Task description ▸ Separate out the lines that hold "JSON".
--- Start Supplied records ---
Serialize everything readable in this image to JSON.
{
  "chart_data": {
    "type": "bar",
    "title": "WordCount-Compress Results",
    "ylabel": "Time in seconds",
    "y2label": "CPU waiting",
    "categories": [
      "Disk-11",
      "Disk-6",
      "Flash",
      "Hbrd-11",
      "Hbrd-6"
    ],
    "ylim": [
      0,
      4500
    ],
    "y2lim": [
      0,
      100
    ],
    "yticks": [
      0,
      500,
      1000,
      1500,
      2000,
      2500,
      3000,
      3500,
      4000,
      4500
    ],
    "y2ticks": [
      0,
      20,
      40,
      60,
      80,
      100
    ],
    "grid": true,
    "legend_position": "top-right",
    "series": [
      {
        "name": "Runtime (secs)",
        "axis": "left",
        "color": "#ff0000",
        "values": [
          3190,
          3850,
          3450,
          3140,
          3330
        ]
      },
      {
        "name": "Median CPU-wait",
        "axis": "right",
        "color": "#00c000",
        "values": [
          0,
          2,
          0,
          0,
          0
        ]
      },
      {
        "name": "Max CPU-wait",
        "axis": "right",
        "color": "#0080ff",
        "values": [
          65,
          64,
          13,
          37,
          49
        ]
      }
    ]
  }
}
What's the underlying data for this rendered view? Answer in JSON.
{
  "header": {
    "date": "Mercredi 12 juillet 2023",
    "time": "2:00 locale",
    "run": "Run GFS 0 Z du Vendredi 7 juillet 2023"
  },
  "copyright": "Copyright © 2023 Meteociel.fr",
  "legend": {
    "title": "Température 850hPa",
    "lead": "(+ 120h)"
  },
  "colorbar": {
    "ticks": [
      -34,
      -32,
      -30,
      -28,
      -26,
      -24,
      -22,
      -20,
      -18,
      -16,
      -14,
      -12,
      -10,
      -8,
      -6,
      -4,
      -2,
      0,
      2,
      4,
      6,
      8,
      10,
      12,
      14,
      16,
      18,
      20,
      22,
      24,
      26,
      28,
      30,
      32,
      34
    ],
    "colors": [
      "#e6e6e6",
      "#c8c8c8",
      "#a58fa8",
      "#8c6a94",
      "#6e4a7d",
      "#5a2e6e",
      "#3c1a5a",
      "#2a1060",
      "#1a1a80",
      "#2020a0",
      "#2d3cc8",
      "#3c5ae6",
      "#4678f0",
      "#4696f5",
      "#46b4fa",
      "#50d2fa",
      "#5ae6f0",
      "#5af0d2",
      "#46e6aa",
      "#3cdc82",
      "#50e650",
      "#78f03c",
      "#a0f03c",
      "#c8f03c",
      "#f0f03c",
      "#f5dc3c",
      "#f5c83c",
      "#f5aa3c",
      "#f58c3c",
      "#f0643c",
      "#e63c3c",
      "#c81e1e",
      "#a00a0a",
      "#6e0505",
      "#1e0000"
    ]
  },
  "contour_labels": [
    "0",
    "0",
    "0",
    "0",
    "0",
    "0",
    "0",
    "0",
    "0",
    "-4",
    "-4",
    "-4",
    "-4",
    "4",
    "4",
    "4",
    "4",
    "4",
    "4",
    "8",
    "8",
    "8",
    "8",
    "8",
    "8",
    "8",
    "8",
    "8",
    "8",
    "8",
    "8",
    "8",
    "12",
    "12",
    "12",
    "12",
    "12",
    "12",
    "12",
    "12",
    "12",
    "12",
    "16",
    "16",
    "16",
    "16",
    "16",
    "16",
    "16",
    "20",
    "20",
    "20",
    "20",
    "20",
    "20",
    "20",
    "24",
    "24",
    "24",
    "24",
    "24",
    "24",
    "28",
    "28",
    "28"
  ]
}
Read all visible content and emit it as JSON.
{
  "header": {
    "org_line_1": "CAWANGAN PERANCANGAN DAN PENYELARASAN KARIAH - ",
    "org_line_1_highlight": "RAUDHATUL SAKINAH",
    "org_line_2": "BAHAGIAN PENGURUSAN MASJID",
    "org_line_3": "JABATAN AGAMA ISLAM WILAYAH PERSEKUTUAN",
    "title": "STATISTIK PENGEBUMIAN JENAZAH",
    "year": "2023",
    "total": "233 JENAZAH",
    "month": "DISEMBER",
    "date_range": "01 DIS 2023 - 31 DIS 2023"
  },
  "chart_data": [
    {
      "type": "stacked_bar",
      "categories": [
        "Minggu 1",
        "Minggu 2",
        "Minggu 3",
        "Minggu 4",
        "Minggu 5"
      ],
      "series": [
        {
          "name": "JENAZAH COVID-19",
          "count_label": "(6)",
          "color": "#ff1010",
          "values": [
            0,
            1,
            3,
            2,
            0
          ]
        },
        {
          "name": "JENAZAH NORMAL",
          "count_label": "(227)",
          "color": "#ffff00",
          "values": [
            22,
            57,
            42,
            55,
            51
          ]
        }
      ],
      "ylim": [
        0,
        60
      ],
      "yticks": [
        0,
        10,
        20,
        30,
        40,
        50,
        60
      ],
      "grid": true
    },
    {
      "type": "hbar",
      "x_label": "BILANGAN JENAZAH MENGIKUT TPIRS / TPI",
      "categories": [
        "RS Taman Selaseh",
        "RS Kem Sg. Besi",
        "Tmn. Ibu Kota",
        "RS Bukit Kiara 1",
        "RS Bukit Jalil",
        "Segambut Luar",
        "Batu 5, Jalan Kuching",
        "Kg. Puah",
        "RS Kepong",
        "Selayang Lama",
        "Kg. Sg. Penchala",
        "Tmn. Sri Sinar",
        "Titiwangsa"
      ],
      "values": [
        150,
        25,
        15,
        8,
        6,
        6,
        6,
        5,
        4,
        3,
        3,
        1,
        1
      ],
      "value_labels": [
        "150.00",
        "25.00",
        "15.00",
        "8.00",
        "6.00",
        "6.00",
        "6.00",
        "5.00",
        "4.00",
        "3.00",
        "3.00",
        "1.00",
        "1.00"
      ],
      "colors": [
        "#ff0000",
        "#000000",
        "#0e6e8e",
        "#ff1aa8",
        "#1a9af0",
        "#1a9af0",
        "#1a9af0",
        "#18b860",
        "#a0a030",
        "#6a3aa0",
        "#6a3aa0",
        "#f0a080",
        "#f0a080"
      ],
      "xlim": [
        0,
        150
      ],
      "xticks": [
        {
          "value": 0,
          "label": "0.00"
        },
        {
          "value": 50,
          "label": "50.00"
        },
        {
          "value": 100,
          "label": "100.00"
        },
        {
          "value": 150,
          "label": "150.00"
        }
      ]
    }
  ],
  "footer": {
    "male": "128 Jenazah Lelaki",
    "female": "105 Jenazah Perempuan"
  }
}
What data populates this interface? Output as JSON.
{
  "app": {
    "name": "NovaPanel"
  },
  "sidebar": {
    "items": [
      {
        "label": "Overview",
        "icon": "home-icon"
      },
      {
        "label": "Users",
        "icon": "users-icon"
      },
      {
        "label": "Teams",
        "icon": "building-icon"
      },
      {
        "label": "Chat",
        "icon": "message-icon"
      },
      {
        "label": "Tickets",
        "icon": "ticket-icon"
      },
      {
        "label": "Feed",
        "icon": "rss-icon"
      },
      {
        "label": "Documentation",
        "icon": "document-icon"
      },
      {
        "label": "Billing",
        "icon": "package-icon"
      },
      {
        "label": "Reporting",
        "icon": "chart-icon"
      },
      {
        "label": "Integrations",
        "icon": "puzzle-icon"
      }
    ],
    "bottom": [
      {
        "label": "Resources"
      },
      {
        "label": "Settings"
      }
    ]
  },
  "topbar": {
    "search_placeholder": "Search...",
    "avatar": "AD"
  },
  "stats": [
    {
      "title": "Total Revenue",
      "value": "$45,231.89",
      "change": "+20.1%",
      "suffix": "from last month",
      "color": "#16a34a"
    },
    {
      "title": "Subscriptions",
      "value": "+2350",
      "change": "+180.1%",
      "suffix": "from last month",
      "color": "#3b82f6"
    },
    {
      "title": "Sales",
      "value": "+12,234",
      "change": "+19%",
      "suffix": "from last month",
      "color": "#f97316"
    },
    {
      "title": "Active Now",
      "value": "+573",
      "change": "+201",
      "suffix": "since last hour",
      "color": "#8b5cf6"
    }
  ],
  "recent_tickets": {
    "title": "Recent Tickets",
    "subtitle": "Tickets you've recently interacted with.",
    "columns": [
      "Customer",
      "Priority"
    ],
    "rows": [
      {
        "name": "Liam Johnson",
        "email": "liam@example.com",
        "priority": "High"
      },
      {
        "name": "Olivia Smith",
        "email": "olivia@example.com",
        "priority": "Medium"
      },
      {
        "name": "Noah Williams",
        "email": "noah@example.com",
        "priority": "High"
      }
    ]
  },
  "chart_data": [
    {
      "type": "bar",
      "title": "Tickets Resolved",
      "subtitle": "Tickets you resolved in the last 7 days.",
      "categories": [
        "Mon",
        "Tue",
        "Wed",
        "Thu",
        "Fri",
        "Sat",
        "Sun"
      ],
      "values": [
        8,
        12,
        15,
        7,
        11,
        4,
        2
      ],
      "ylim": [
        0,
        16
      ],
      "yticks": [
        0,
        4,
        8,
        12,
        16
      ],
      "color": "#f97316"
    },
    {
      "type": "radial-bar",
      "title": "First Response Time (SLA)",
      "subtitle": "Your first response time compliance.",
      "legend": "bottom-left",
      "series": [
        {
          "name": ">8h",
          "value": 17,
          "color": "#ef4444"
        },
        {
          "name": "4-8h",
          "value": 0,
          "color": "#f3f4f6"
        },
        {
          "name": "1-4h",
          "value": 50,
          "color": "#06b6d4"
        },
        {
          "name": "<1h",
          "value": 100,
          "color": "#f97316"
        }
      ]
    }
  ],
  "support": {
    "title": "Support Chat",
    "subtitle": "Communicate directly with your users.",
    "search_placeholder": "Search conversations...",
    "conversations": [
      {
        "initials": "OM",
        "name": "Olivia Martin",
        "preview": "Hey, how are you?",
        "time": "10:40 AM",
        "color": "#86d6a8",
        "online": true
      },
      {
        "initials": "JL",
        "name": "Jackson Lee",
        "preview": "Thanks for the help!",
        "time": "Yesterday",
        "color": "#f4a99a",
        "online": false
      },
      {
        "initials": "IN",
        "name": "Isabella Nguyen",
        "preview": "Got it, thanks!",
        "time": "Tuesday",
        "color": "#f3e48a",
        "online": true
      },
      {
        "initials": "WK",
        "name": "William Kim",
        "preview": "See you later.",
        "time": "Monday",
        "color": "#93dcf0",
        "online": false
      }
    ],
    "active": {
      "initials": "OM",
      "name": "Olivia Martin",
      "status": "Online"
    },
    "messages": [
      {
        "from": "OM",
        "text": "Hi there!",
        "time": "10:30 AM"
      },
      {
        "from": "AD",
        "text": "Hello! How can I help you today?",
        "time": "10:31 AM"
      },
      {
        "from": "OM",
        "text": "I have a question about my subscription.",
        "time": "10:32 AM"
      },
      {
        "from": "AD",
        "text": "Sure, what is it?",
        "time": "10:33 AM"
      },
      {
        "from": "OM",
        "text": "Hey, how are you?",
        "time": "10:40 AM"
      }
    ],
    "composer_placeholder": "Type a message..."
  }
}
--- End Supplied records ---
Task result ▸
Serialize everything readable in this image to JSON.
What's the underlying data for this rendered view? Answer in JSON.
Read all visible content and emit it as JSON.
What data populates this interface? Output as JSON.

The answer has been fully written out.